Lines containing the string "comparison" are to be counted. Write only how many there are.
[start RECORDS SUPPLIED]
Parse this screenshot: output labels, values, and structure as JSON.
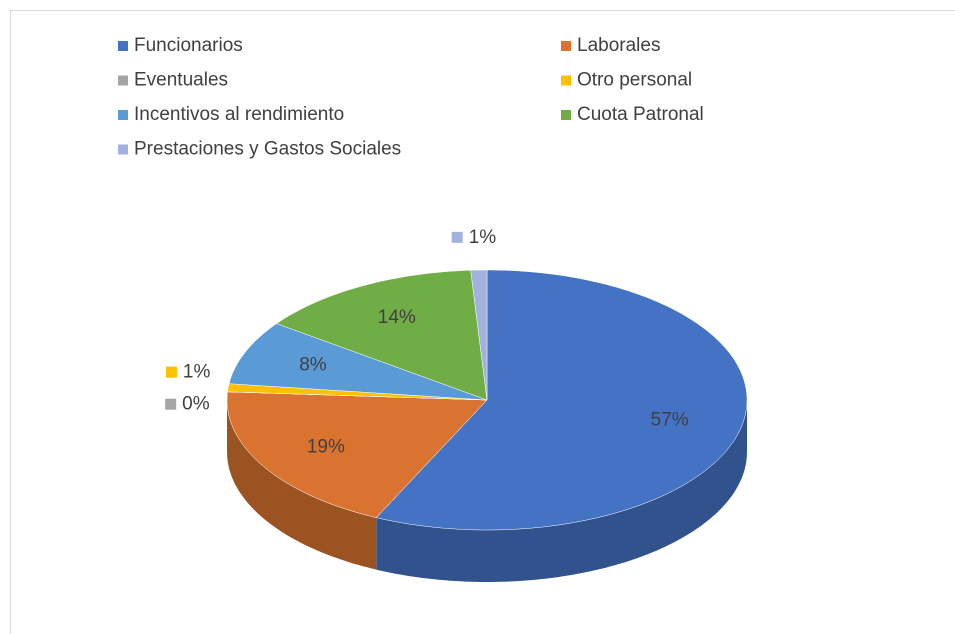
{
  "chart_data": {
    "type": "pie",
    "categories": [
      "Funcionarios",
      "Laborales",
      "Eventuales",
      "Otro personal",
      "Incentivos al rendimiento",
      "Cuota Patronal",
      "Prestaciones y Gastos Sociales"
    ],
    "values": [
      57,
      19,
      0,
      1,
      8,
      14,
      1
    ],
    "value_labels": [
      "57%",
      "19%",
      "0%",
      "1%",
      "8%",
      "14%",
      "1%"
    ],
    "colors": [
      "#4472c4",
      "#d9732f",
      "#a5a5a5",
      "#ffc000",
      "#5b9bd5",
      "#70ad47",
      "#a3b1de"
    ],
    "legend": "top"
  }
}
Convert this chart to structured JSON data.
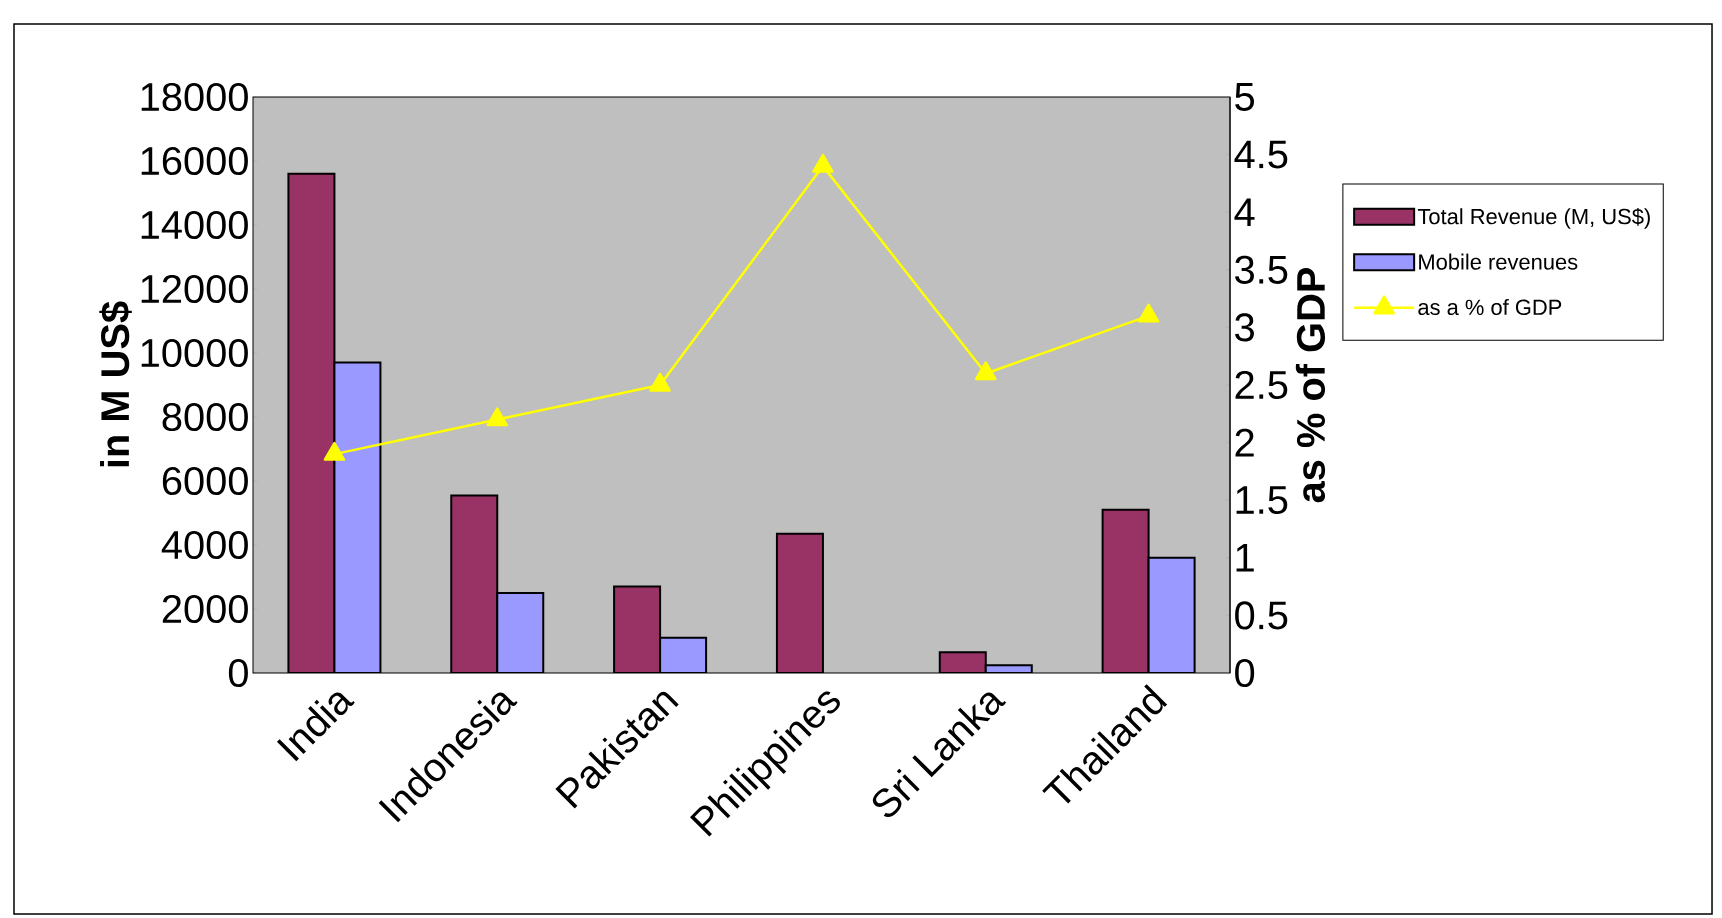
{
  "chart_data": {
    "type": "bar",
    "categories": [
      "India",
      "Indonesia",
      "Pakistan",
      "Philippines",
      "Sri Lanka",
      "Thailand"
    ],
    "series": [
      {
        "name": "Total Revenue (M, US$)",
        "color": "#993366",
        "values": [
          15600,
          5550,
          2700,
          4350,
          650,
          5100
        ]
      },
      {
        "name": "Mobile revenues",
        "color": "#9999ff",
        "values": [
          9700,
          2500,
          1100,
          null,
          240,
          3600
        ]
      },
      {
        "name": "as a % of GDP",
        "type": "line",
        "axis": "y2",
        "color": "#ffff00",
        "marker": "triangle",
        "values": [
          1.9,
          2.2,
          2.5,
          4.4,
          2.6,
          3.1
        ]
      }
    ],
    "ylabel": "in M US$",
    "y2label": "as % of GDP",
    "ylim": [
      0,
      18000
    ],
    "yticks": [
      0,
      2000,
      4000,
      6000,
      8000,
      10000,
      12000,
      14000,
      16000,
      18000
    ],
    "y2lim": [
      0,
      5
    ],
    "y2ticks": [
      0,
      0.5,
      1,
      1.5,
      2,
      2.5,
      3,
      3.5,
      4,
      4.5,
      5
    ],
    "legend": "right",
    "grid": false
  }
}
[end RECORDS SUPPLIED]
[start RECORDS SUPPLIED]
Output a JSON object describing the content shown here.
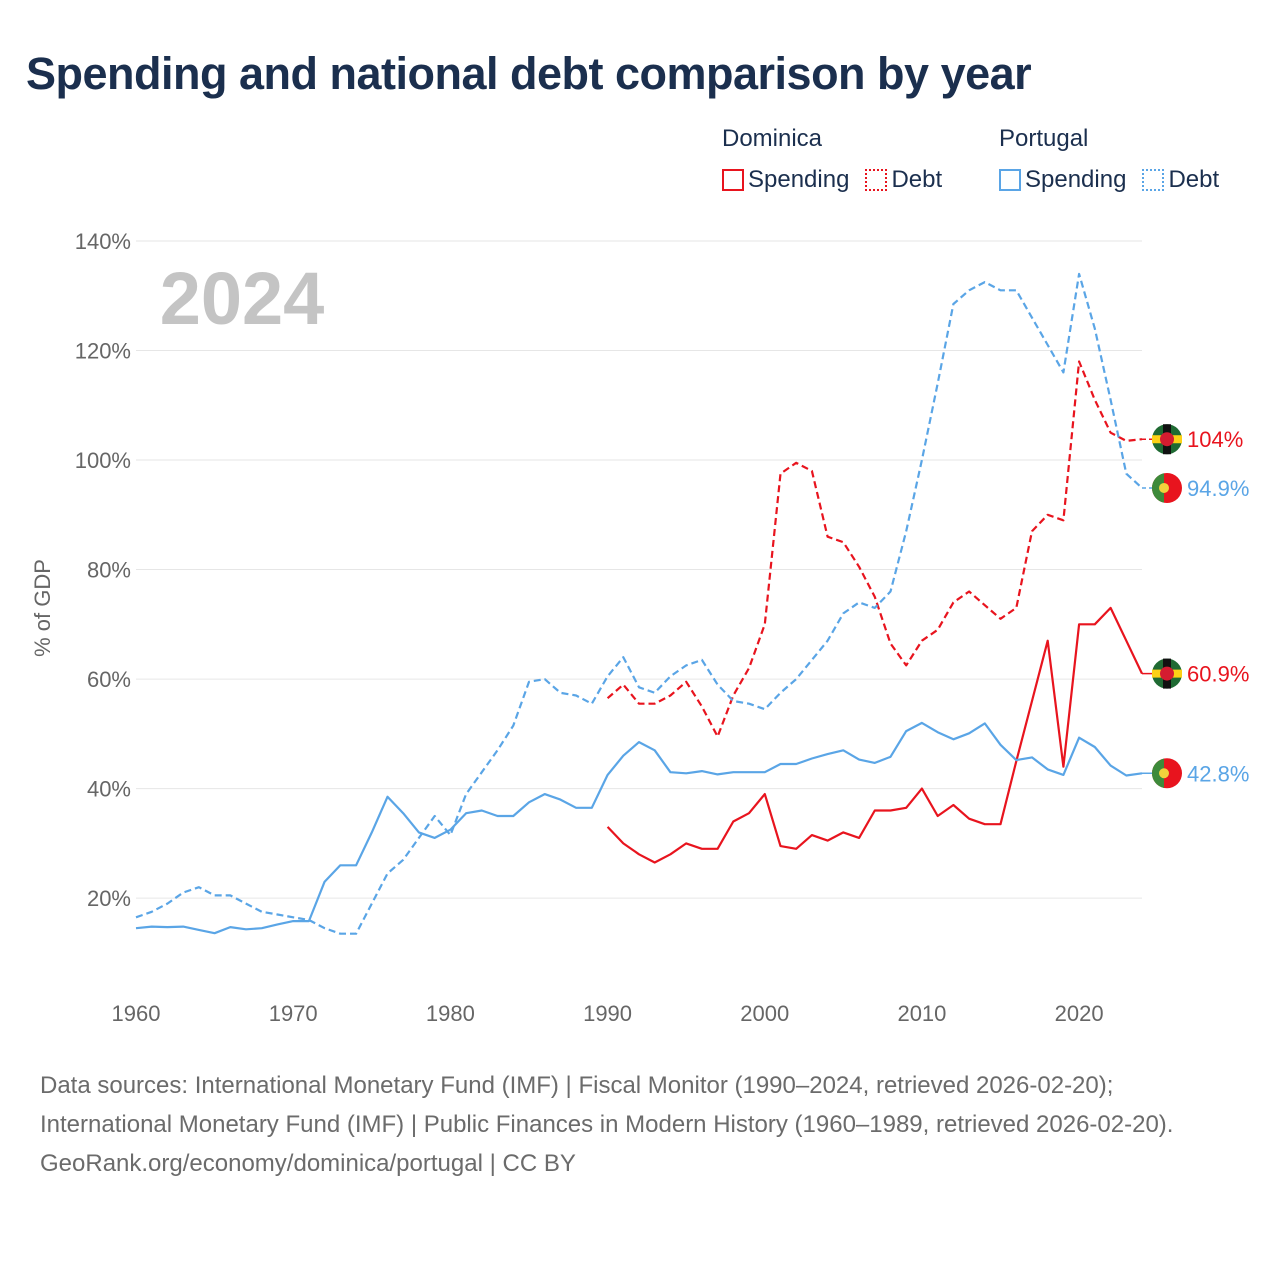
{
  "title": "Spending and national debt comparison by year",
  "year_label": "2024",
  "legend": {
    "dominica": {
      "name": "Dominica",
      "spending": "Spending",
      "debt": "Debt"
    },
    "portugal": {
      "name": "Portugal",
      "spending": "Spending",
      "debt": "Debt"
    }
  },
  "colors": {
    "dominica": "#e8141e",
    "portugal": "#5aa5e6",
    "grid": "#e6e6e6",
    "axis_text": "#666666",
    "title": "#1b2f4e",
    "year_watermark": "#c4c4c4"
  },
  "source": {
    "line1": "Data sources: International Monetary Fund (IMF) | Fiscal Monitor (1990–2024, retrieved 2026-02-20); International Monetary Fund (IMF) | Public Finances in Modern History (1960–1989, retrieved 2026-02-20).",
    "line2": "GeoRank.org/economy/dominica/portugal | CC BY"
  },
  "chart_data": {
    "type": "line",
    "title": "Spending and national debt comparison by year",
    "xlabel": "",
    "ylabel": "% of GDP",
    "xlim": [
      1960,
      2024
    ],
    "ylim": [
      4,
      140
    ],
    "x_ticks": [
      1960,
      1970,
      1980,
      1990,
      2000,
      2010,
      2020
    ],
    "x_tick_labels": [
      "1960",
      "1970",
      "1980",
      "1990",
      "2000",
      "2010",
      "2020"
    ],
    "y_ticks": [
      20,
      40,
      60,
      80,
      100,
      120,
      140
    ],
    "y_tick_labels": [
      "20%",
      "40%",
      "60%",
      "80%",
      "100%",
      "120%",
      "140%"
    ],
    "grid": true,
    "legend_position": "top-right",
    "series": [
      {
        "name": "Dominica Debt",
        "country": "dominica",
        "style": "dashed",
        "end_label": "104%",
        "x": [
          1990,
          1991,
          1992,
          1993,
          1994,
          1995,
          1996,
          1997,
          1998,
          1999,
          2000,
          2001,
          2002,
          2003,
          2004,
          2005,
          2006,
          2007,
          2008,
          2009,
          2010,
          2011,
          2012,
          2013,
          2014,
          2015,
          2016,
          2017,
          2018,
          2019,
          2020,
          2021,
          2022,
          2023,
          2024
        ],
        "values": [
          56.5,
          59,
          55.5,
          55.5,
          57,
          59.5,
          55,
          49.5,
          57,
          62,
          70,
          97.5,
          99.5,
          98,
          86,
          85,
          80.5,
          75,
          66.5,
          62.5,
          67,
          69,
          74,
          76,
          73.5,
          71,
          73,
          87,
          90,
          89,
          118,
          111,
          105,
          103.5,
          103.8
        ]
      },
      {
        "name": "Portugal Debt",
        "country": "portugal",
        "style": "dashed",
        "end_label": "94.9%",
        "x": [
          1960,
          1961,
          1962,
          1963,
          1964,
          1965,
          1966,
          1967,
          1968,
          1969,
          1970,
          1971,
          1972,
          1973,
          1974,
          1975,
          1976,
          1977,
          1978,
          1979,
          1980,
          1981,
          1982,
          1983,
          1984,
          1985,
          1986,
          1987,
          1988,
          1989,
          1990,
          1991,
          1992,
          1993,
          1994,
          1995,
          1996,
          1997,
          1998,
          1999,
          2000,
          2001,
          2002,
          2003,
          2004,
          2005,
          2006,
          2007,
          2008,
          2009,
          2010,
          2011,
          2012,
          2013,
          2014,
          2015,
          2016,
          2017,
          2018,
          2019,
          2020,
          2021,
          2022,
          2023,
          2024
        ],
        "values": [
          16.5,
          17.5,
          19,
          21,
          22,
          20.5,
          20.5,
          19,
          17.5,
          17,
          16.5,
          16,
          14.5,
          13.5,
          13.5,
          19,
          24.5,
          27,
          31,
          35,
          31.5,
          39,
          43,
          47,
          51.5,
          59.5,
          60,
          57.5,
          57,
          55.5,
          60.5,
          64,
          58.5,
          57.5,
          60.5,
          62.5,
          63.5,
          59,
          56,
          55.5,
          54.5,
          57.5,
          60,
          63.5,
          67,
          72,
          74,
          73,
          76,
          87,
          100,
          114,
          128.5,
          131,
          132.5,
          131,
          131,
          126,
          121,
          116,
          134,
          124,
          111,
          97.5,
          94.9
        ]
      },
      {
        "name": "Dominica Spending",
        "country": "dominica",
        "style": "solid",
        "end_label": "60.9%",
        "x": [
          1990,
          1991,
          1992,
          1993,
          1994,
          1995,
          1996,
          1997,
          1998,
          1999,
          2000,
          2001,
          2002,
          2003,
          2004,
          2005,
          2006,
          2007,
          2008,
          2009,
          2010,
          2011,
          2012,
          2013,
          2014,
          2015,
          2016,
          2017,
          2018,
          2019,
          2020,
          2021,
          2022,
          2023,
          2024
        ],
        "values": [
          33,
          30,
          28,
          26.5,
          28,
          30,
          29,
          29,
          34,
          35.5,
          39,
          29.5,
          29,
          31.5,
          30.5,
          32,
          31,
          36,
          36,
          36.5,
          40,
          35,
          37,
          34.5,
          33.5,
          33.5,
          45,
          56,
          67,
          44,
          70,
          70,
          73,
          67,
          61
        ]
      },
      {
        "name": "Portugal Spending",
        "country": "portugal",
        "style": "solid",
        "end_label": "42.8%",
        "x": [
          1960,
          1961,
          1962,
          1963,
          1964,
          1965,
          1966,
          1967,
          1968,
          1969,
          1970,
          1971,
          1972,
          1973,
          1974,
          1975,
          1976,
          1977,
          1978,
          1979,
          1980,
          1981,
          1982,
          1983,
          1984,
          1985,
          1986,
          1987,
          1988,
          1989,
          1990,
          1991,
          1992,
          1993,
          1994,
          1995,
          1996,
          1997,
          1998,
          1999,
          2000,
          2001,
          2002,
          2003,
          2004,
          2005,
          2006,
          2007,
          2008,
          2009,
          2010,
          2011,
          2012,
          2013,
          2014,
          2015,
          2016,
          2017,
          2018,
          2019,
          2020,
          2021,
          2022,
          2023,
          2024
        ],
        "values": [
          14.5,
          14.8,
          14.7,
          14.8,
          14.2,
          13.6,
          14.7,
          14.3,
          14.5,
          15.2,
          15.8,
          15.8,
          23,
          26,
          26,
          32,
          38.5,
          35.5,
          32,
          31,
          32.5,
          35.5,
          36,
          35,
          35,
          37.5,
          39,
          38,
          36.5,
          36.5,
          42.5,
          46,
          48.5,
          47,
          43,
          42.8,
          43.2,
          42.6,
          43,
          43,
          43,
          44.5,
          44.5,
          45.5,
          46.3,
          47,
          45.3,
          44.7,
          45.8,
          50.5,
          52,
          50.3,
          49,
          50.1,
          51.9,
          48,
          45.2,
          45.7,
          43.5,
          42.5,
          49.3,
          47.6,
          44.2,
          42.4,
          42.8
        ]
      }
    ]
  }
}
[end RECORDS SUPPLIED]
- _WRITTEN ANSWER_:
2